◆ YOUR OBJECTIVE ◆
Copy out the data exactly, leaving the pictures behind.

[Saved entries]
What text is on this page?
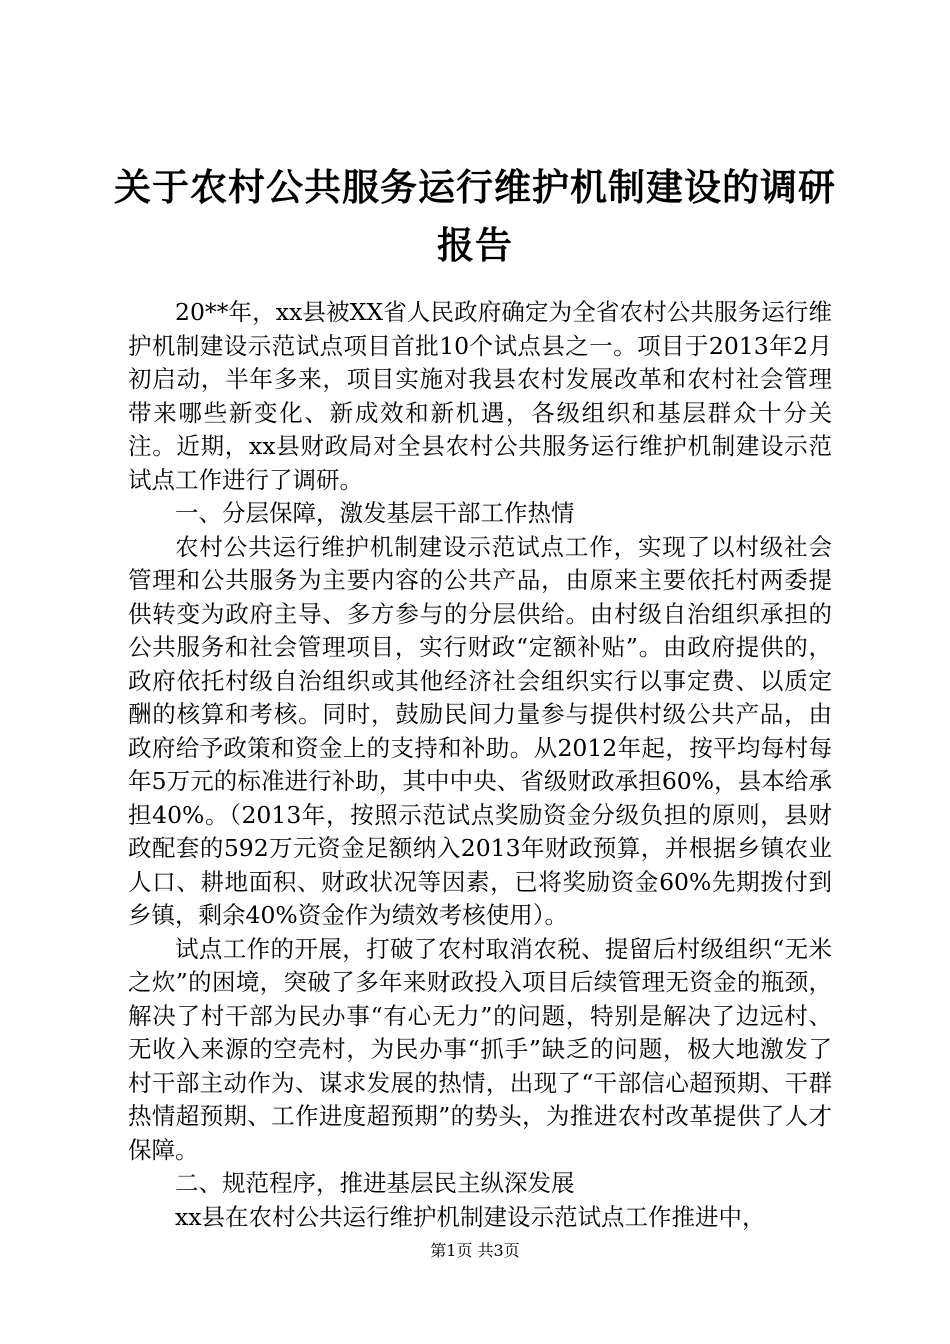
关于农村公共服务运行维护机制建设的调研报告

20**年，xx县被XX省人民政府确定为全省农村公共服务运行维护机制建设示范试点项目首批10个试点县之一。项目于2013年2月初启动，半年多来，项目实施对我县农村发展改革和农村社会管理带来哪些新变化、新成效和新机遇，各级组织和基层群众十分关注。近期，xx县财政局对全县农村公共服务运行维护机制建设示范试点工作进行了调研。

一、分层保障，激发基层干部工作热情

农村公共运行维护机制建设示范试点工作，实现了以村级社会管理和公共服务为主要内容的公共产品，由原来主要依托村两委提供转变为政府主导、多方参与的分层供给。由村级自治组织承担的公共服务和社会管理项目，实行财政“定额补贴”。由政府提供的，政府依托村级自治组织或其他经济社会组织实行以事定费、以质定酬的核算和考核。同时，鼓励民间力量参与提供村级公共产品，由政府给予政策和资金上的支持和补助。从2012年起，按平均每村每年5万元的标准进行补助，其中中央、省级财政承担60%，县本给承担40%。（2013年，按照示范试点奖励资金分级负担的原则，县财政配套的592万元资金足额纳入2013年财政预算，并根据乡镇农业人口、耕地面积、财政状况等因素，已将奖励资金60%先期拨付到乡镇，剩余40%资金作为绩效考核使用）。

试点工作的开展，打破了农村取消农税、提留后村级组织“无米之炊”的困境，突破了多年来财政投入项目后续管理无资金的瓶颈，解决了村干部为民办事“有心无力”的问题，特别是解决了边远村、无收入来源的空壳村，为民办事“抓手”缺乏的问题，极大地激发了村干部主动作为、谋求发展的热情，出现了“干部信心超预期、干群热情超预期、工作进度超预期”的势头，为推进农村改革提供了人才保障。

二、规范程序，推进基层民主纵深发展

xx县在农村公共运行维护机制建设示范试点工作推进中，

第1页 共3页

◆ SOLUTION TO THIS PROBLEM ◆
What text is on this page?
关于农村公共服务运行维护机制建设的调研报告

20**年，xx县被XX省人民政府确定为全省农村公共服务运行维护机制建设示范试点项目首批10个试点县之一。项目于2013年2月初启动，半年多来，项目实施对我县农村发展改革和农村社会管理带来哪些新变化、新成效和新机遇，各级组织和基层群众十分关注。近期，xx县财政局对全县农村公共服务运行维护机制建设示范试点工作进行了调研。

一、分层保障，激发基层干部工作热情

农村公共运行维护机制建设示范试点工作，实现了以村级社会管理和公共服务为主要内容的公共产品，由原来主要依托村两委提供转变为政府主导、多方参与的分层供给。由村级自治组织承担的公共服务和社会管理项目，实行财政“定额补贴”。由政府提供的，政府依托村级自治组织或其他经济社会组织实行以事定费、以质定酬的核算和考核。同时，鼓励民间力量参与提供村级公共产品，由政府给予政策和资金上的支持和补助。从2012年起，按平均每村每年5万元的标准进行补助，其中中央、省级财政承担60%，县本给承担40%。（2013年，按照示范试点奖励资金分级负担的原则，县财政配套的592万元资金足额纳入2013年财政预算，并根据乡镇农业人口、耕地面积、财政状况等因素，已将奖励资金60%先期拨付到乡镇，剩余40%资金作为绩效考核使用）。

试点工作的开展，打破了农村取消农税、提留后村级组织“无米之炊”的困境，突破了多年来财政投入项目后续管理无资金的瓶颈，解决了村干部为民办事“有心无力”的问题，特别是解决了边远村、无收入来源的空壳村，为民办事“抓手”缺乏的问题，极大地激发了村干部主动作为、谋求发展的热情，出现了“干部信心超预期、干群热情超预期、工作进度超预期”的势头，为推进农村改革提供了人才保障。

二、规范程序，推进基层民主纵深发展

xx县在农村公共运行维护机制建设示范试点工作推进中，

第1页 共3页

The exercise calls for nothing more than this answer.